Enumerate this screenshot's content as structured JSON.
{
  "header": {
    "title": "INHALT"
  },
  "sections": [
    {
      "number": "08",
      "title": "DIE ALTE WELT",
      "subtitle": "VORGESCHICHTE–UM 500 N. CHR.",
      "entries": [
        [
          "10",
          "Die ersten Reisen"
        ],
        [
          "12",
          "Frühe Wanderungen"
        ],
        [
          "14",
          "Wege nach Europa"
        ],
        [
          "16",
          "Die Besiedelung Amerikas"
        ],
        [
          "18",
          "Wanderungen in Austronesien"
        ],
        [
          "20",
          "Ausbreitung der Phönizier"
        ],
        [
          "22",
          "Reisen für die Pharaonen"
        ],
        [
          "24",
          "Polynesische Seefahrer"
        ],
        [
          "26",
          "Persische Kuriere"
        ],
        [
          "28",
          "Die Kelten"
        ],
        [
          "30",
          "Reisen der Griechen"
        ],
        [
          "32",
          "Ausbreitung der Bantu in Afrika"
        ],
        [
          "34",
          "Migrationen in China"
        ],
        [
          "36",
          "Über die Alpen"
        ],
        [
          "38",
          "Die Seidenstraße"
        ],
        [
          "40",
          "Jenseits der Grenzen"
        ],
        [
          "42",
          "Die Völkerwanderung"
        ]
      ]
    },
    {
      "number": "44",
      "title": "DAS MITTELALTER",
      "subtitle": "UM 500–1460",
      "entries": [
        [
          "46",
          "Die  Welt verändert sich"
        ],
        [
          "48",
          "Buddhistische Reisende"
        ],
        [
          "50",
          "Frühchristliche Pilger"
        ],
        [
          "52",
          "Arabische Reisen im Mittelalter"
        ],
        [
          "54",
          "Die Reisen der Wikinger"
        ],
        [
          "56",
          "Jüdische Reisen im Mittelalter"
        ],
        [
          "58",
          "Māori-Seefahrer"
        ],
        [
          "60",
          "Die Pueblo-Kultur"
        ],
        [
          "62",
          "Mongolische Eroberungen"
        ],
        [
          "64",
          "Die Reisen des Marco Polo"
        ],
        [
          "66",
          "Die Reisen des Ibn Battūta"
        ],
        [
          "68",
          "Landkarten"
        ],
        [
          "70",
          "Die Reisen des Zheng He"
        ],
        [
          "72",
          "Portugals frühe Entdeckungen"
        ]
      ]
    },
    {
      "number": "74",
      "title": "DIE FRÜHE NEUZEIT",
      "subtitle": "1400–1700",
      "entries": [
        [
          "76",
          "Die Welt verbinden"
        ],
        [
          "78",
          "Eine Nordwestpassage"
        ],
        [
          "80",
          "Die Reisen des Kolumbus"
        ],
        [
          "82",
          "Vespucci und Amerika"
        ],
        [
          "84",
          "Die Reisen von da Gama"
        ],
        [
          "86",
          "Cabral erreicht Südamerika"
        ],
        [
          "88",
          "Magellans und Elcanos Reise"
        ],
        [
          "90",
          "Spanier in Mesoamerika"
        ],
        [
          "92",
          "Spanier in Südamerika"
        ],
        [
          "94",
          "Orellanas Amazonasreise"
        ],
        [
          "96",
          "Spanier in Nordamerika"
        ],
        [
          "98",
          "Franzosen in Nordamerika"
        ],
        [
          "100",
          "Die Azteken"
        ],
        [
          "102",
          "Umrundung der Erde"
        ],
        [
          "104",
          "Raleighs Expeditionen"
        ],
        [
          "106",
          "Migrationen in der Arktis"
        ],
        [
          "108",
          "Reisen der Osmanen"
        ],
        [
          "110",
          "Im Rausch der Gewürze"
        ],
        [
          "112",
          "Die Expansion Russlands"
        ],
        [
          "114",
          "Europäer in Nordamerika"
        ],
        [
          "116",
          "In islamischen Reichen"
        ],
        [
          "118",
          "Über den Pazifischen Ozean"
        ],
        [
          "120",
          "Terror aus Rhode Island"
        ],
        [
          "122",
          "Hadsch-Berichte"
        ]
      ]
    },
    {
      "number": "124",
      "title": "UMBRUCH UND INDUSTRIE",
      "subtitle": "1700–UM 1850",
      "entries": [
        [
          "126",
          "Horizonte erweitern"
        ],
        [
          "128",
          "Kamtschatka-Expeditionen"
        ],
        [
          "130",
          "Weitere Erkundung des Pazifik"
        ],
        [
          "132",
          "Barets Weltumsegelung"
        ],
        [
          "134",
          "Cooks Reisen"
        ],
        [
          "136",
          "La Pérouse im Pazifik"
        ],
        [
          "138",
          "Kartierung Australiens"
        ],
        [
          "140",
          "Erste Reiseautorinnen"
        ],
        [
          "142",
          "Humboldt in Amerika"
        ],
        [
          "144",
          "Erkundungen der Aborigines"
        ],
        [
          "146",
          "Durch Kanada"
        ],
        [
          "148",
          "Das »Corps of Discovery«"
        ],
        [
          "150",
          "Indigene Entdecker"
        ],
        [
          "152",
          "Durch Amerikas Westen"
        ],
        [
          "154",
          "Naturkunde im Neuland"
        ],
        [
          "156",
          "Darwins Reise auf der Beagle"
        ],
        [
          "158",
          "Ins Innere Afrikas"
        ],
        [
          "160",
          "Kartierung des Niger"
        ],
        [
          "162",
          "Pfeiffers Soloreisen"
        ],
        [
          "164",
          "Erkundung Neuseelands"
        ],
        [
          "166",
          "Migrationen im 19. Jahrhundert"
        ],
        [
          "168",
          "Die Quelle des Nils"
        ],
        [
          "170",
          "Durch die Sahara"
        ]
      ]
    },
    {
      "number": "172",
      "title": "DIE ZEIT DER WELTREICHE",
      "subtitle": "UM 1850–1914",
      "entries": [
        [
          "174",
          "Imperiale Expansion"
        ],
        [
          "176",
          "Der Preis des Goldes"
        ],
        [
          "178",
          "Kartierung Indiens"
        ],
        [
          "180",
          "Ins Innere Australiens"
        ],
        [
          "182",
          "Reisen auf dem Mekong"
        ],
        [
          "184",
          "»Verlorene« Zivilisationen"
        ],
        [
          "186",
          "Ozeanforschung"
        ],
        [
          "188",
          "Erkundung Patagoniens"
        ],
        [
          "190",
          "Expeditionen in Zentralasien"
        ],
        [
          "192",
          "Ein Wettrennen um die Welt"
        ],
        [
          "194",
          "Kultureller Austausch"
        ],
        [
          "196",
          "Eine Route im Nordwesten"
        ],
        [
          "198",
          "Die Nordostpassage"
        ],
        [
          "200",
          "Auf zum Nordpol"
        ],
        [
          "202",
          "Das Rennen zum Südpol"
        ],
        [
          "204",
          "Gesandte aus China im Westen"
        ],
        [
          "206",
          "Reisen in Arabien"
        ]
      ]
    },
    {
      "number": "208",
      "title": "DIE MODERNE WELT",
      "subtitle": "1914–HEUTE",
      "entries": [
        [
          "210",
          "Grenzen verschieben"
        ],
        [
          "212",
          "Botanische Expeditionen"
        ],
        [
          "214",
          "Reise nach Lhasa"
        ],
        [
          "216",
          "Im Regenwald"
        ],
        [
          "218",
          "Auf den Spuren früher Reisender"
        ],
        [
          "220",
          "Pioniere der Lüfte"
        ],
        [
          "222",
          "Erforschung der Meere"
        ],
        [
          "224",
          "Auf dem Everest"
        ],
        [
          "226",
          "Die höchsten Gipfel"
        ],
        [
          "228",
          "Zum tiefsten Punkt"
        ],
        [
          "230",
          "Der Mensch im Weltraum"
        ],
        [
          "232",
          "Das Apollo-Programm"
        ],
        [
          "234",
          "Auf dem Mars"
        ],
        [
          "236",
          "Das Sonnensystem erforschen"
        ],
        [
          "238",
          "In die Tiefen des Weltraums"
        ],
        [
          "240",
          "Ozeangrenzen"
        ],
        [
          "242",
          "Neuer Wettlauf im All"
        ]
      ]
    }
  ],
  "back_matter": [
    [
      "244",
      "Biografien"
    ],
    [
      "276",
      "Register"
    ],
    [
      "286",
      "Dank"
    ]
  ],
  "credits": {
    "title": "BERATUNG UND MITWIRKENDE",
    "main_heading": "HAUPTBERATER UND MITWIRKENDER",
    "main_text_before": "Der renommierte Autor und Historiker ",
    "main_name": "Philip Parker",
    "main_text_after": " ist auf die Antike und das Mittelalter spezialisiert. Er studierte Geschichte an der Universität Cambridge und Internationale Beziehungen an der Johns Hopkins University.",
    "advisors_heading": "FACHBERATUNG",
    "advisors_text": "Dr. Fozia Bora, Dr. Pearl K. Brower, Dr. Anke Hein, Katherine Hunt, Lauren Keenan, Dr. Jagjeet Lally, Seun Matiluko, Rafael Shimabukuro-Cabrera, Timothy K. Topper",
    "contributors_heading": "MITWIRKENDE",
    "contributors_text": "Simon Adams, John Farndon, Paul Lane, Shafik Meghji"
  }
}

━━━━━━━━

(Written task): Tally up the lines in the records containing the word "Migrationen", then give the count and nothing else.

(Finished exercise): 3